__EXERCISE__
Set down the data below without change, skipping the pictures it holds.

__Collection entries__
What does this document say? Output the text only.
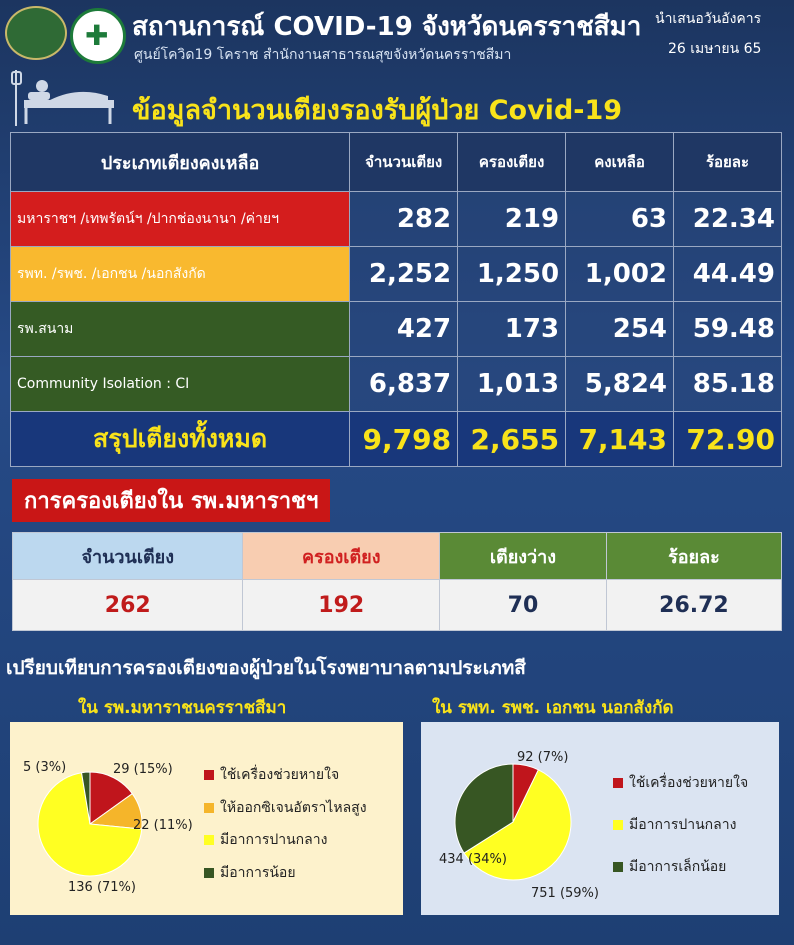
✚ สถานการณ์ COVID-19 จังหวัดนครราชสีมา
ศูนย์โควิด19 โคราช สำนักงานสาธารณสุขจังหวัดนครราชสีมา
นำเสนอวันอังคาร
26 เมษายน 65
ข้อมูลจำนวนเตียงรองรับผู้ป่วย Covid-19
ประเภทเตียงคงเหลือ	จำนวนเตียง	ครองเตียง	คงเหลือ	ร้อยละ
มหาราชฯ /เทพรัตน์ฯ /ปากช่องนานา /ค่ายฯ	282	219	63	22.34
รพท. /รพช. /เอกชน /นอกสังกัด	2,252	1,250	1,002	44.49
รพ.สนาม	427	173	254	59.48
Community Isolation : CI	6,837	1,013	5,824	85.18
สรุปเตียงทั้งหมด	9,798	2,655	7,143	72.90
การครองเตียงใน รพ.มหาราชฯ
จำนวนเตียง	ครองเตียง	เตียงว่าง	ร้อยละ
262	192	70	26.72
เปรียบเทียบการครองเตียงของผู้ป่วยในโรงพยาบาลตามประเภทสี
ใน รพ.มหาราชนครราชสีมา	ใน รพท. รพช. เอกชน นอกสังกัด
5 (3%)	29 (15%)
22 (11%)
136 (71%)
ใช้เครื่องช่วยหายใจ
ให้ออกซิเจนอัตราไหลสูง
มีอาการปานกลาง
มีอาการน้อย
92 (7%)
751 (59%)
434 (34%)
ใช้เครื่องช่วยหายใจ
มีอาการปานกลาง
มีอาการเล็กน้อย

__SOLUTION BELOW__
What does this document say? Output the text only.
✚ สถานการณ์ COVID-19 จังหวัดนครราชสีมา
ศูนย์โควิด19 โคราช สำนักงานสาธารณสุขจังหวัดนครราชสีมา
นำเสนอวันอังคาร
26 เมษายน 65
ข้อมูลจำนวนเตียงรองรับผู้ป่วย Covid-19
ประเภทเตียงคงเหลือ	จำนวนเตียง	ครองเตียง	คงเหลือ	ร้อยละ
มหาราชฯ /เทพรัตน์ฯ /ปากช่องนานา /ค่ายฯ	282	219	63	22.34
รพท. /รพช. /เอกชน /นอกสังกัด	2,252	1,250	1,002	44.49
รพ.สนาม	427	173	254	59.48
Community Isolation : CI	6,837	1,013	5,824	85.18
สรุปเตียงทั้งหมด	9,798	2,655	7,143	72.90
การครองเตียงใน รพ.มหาราชฯ
จำนวนเตียง	ครองเตียง	เตียงว่าง	ร้อยละ
262	192	70	26.72
เปรียบเทียบการครองเตียงของผู้ป่วยในโรงพยาบาลตามประเภทสี
ใน รพ.มหาราชนครราชสีมา	ใน รพท. รพช. เอกชน นอกสังกัด
5 (3%)	29 (15%)
22 (11%)
136 (71%)
ใช้เครื่องช่วยหายใจ
ให้ออกซิเจนอัตราไหลสูง
มีอาการปานกลาง
มีอาการน้อย
92 (7%)
751 (59%)
434 (34%)
ใช้เครื่องช่วยหายใจ
มีอาการปานกลาง
มีอาการเล็กน้อย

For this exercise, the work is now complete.